Copy every line, leaving nothing out and adding nothing.

+ + + + +

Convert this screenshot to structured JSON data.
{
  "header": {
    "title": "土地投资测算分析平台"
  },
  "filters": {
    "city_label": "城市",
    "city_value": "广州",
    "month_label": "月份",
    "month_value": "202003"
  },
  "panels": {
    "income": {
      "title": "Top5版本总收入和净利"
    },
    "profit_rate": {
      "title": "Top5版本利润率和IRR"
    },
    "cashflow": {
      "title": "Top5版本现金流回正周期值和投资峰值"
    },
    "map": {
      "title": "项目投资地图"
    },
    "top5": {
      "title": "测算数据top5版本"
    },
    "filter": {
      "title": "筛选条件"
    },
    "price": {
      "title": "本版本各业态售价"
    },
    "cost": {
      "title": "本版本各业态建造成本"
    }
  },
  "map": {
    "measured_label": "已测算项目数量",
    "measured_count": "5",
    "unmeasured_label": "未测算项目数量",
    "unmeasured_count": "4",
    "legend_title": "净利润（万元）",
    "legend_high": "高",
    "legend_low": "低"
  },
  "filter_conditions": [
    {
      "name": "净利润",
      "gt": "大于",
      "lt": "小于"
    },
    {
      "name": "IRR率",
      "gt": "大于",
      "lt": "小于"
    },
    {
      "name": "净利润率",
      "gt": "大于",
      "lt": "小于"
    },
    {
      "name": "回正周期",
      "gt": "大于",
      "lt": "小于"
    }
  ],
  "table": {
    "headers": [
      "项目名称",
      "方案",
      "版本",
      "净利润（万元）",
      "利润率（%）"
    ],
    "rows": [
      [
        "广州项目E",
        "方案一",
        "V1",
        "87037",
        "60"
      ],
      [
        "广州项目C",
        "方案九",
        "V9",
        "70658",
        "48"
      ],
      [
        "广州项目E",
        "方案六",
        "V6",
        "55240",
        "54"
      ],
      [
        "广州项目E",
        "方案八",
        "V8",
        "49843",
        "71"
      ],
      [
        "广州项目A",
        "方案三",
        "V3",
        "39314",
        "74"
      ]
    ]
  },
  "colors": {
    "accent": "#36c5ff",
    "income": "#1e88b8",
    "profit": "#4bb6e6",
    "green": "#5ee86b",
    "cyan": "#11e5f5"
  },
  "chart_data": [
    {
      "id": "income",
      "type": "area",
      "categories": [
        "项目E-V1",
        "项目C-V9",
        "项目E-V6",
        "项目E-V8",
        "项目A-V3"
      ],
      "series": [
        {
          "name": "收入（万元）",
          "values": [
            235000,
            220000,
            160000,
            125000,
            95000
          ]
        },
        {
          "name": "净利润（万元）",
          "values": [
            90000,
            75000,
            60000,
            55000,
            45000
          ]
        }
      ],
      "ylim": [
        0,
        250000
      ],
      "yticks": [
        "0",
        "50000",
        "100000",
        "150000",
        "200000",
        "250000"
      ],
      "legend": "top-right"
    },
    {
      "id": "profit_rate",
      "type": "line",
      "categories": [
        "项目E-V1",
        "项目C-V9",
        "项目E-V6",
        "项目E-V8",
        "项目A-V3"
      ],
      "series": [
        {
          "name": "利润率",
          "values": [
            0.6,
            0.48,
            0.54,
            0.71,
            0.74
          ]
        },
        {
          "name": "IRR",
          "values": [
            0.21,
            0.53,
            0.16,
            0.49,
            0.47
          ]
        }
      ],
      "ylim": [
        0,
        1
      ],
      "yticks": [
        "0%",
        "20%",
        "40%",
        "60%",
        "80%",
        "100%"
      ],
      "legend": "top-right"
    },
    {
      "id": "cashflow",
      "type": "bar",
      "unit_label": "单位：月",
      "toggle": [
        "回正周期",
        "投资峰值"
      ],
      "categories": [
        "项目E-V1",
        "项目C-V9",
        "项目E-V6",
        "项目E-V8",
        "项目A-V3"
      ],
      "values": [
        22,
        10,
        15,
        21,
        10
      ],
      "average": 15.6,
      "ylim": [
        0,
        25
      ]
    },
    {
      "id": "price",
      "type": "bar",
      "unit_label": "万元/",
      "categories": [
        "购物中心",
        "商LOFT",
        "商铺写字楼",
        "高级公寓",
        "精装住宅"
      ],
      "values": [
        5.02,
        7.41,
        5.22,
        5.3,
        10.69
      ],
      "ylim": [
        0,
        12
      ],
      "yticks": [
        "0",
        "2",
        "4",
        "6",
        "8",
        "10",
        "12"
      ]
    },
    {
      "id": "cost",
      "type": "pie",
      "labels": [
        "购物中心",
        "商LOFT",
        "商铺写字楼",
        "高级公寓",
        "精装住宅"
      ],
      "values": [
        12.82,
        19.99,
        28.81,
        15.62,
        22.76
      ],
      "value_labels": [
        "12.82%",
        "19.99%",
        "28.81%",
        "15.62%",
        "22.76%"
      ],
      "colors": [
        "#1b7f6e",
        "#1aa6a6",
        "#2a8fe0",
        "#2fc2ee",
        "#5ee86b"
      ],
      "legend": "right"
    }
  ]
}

+ + + + +

FINAL ANSWER
Convert this screenshot to structured JSON data.
{
  "header": {
    "title": "土地投资测算分析平台"
  },
  "filters": {
    "city_label": "城市",
    "city_value": "广州",
    "month_label": "月份",
    "month_value": "202003"
  },
  "panels": {
    "income": {
      "title": "Top5版本总收入和净利"
    },
    "profit_rate": {
      "title": "Top5版本利润率和IRR"
    },
    "cashflow": {
      "title": "Top5版本现金流回正周期值和投资峰值"
    },
    "map": {
      "title": "项目投资地图"
    },
    "top5": {
      "title": "测算数据top5版本"
    },
    "filter": {
      "title": "筛选条件"
    },
    "price": {
      "title": "本版本各业态售价"
    },
    "cost": {
      "title": "本版本各业态建造成本"
    }
  },
  "map": {
    "measured_label": "已测算项目数量",
    "measured_count": "5",
    "unmeasured_label": "未测算项目数量",
    "unmeasured_count": "4",
    "legend_title": "净利润（万元）",
    "legend_high": "高",
    "legend_low": "低"
  },
  "filter_conditions": [
    {
      "name": "净利润",
      "gt": "大于",
      "lt": "小于"
    },
    {
      "name": "IRR率",
      "gt": "大于",
      "lt": "小于"
    },
    {
      "name": "净利润率",
      "gt": "大于",
      "lt": "小于"
    },
    {
      "name": "回正周期",
      "gt": "大于",
      "lt": "小于"
    }
  ],
  "table": {
    "headers": [
      "项目名称",
      "方案",
      "版本",
      "净利润（万元）",
      "利润率（%）"
    ],
    "rows": [
      [
        "广州项目E",
        "方案一",
        "V1",
        "87037",
        "60"
      ],
      [
        "广州项目C",
        "方案九",
        "V9",
        "70658",
        "48"
      ],
      [
        "广州项目E",
        "方案六",
        "V6",
        "55240",
        "54"
      ],
      [
        "广州项目E",
        "方案八",
        "V8",
        "49843",
        "71"
      ],
      [
        "广州项目A",
        "方案三",
        "V3",
        "39314",
        "74"
      ]
    ]
  },
  "colors": {
    "accent": "#36c5ff",
    "income": "#1e88b8",
    "profit": "#4bb6e6",
    "green": "#5ee86b",
    "cyan": "#11e5f5"
  },
  "chart_data": [
    {
      "id": "income",
      "type": "area",
      "categories": [
        "项目E-V1",
        "项目C-V9",
        "项目E-V6",
        "项目E-V8",
        "项目A-V3"
      ],
      "series": [
        {
          "name": "收入（万元）",
          "values": [
            235000,
            220000,
            160000,
            125000,
            95000
          ]
        },
        {
          "name": "净利润（万元）",
          "values": [
            90000,
            75000,
            60000,
            55000,
            45000
          ]
        }
      ],
      "ylim": [
        0,
        250000
      ],
      "yticks": [
        "0",
        "50000",
        "100000",
        "150000",
        "200000",
        "250000"
      ],
      "legend": "top-right"
    },
    {
      "id": "profit_rate",
      "type": "line",
      "categories": [
        "项目E-V1",
        "项目C-V9",
        "项目E-V6",
        "项目E-V8",
        "项目A-V3"
      ],
      "series": [
        {
          "name": "利润率",
          "values": [
            0.6,
            0.48,
            0.54,
            0.71,
            0.74
          ]
        },
        {
          "name": "IRR",
          "values": [
            0.21,
            0.53,
            0.16,
            0.49,
            0.47
          ]
        }
      ],
      "ylim": [
        0,
        1
      ],
      "yticks": [
        "0%",
        "20%",
        "40%",
        "60%",
        "80%",
        "100%"
      ],
      "legend": "top-right"
    },
    {
      "id": "cashflow",
      "type": "bar",
      "unit_label": "单位：月",
      "toggle": [
        "回正周期",
        "投资峰值"
      ],
      "categories": [
        "项目E-V1",
        "项目C-V9",
        "项目E-V6",
        "项目E-V8",
        "项目A-V3"
      ],
      "values": [
        22,
        10,
        15,
        21,
        10
      ],
      "average": 15.6,
      "ylim": [
        0,
        25
      ]
    },
    {
      "id": "price",
      "type": "bar",
      "unit_label": "万元/",
      "categories": [
        "购物中心",
        "商LOFT",
        "商铺写字楼",
        "高级公寓",
        "精装住宅"
      ],
      "values": [
        5.02,
        7.41,
        5.22,
        5.3,
        10.69
      ],
      "ylim": [
        0,
        12
      ],
      "yticks": [
        "0",
        "2",
        "4",
        "6",
        "8",
        "10",
        "12"
      ]
    },
    {
      "id": "cost",
      "type": "pie",
      "labels": [
        "购物中心",
        "商LOFT",
        "商铺写字楼",
        "高级公寓",
        "精装住宅"
      ],
      "values": [
        12.82,
        19.99,
        28.81,
        15.62,
        22.76
      ],
      "value_labels": [
        "12.82%",
        "19.99%",
        "28.81%",
        "15.62%",
        "22.76%"
      ],
      "colors": [
        "#1b7f6e",
        "#1aa6a6",
        "#2a8fe0",
        "#2fc2ee",
        "#5ee86b"
      ],
      "legend": "right"
    }
  ]
}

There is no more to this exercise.